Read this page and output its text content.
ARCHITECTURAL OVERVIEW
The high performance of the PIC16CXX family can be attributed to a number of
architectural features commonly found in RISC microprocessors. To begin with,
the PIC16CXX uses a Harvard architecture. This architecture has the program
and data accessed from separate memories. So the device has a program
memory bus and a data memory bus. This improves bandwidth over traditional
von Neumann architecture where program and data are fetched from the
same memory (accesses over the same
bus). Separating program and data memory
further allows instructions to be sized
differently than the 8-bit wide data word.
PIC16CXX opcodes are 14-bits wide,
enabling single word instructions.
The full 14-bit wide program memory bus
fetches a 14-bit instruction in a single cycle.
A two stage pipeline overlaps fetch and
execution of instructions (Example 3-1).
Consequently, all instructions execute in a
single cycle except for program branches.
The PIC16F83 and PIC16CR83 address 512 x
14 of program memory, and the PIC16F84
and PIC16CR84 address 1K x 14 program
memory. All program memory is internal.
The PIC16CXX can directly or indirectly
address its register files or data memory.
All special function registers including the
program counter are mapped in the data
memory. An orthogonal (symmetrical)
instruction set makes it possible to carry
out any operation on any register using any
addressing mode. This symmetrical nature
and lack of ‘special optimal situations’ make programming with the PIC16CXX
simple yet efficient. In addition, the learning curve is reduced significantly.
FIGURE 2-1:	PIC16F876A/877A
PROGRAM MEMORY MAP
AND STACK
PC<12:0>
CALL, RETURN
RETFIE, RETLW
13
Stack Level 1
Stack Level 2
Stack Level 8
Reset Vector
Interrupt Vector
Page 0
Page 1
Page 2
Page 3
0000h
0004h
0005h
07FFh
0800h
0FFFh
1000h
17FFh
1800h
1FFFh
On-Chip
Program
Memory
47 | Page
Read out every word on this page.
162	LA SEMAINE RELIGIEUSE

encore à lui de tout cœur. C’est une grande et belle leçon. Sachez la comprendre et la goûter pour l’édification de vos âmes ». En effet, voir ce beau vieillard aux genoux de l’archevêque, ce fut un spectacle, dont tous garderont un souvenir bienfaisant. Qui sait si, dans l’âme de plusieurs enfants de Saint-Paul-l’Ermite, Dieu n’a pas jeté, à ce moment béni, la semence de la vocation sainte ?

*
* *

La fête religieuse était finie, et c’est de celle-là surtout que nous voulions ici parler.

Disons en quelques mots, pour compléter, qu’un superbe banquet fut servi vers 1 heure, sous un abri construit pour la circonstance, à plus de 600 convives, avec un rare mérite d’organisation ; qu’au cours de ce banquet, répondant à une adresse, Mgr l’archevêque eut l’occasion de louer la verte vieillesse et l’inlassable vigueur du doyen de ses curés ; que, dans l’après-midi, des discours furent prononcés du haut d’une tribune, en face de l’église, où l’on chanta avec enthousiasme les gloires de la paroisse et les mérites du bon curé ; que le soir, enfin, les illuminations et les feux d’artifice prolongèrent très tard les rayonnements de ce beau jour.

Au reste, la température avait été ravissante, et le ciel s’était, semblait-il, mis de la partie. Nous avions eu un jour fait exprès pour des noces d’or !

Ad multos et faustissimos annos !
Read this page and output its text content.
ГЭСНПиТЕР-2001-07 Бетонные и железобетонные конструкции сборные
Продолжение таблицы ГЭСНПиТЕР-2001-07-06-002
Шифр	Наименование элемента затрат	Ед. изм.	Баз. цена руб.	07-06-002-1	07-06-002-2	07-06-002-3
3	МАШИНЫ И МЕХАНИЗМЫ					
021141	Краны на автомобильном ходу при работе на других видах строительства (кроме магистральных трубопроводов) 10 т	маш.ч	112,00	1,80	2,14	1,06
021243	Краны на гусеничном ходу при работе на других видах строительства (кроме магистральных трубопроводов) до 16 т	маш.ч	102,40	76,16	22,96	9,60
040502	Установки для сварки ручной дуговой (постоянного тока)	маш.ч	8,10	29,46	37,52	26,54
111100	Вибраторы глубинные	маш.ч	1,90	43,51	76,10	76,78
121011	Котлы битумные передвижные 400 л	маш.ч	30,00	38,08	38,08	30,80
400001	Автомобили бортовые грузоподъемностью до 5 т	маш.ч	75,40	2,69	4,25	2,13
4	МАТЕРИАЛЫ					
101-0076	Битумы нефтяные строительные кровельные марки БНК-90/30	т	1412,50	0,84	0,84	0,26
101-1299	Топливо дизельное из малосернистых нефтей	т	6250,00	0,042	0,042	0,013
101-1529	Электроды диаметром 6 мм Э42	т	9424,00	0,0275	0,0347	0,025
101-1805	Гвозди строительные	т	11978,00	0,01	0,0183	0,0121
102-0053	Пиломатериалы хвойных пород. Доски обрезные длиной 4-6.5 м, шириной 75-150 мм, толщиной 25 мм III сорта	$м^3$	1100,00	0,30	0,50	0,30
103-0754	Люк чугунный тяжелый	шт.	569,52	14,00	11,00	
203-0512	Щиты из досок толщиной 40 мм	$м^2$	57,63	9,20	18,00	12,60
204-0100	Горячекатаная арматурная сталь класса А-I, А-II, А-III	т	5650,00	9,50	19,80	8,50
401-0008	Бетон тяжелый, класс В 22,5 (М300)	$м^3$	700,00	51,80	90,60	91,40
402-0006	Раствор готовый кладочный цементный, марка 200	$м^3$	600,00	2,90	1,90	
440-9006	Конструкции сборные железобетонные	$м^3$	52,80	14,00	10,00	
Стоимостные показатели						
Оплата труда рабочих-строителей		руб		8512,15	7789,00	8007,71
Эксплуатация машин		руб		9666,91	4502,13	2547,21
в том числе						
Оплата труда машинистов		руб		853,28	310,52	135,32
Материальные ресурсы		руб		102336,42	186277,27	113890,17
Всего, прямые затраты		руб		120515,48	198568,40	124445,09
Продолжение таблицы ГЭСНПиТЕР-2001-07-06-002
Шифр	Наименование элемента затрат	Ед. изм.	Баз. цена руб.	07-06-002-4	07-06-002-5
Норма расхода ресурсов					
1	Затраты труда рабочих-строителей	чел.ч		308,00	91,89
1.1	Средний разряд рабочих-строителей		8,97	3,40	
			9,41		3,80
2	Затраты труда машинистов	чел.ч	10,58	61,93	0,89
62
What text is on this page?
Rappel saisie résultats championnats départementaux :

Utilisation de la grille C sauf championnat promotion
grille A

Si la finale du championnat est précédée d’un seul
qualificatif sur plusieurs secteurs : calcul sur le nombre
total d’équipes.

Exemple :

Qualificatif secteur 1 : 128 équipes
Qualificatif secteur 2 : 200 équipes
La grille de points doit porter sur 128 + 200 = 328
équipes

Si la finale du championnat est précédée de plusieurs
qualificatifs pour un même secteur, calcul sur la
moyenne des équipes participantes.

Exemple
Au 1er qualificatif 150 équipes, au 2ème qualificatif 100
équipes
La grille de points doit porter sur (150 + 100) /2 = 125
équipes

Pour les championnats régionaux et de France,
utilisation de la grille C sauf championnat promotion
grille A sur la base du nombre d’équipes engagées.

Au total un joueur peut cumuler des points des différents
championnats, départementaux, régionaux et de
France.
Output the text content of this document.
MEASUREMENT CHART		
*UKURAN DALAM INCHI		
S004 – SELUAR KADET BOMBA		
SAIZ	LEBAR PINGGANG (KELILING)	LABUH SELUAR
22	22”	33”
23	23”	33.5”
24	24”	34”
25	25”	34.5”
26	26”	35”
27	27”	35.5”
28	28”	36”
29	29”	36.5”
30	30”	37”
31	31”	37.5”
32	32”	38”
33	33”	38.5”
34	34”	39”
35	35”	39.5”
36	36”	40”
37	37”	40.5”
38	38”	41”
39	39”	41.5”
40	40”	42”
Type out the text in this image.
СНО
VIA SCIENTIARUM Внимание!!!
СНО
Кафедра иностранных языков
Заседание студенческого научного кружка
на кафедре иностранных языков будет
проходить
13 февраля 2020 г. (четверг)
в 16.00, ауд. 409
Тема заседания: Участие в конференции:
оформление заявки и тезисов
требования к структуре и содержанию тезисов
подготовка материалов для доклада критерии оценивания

###

Set out every line from the material that contains the string "строительные".

101-0076	Битумы нефтяные строительные кровельные марки БНК-90/30	т	1412,50	0,84	0,84	0,26
101-1805	Гвозди строительные	т	11978,00	0,01	0,0183	0,0121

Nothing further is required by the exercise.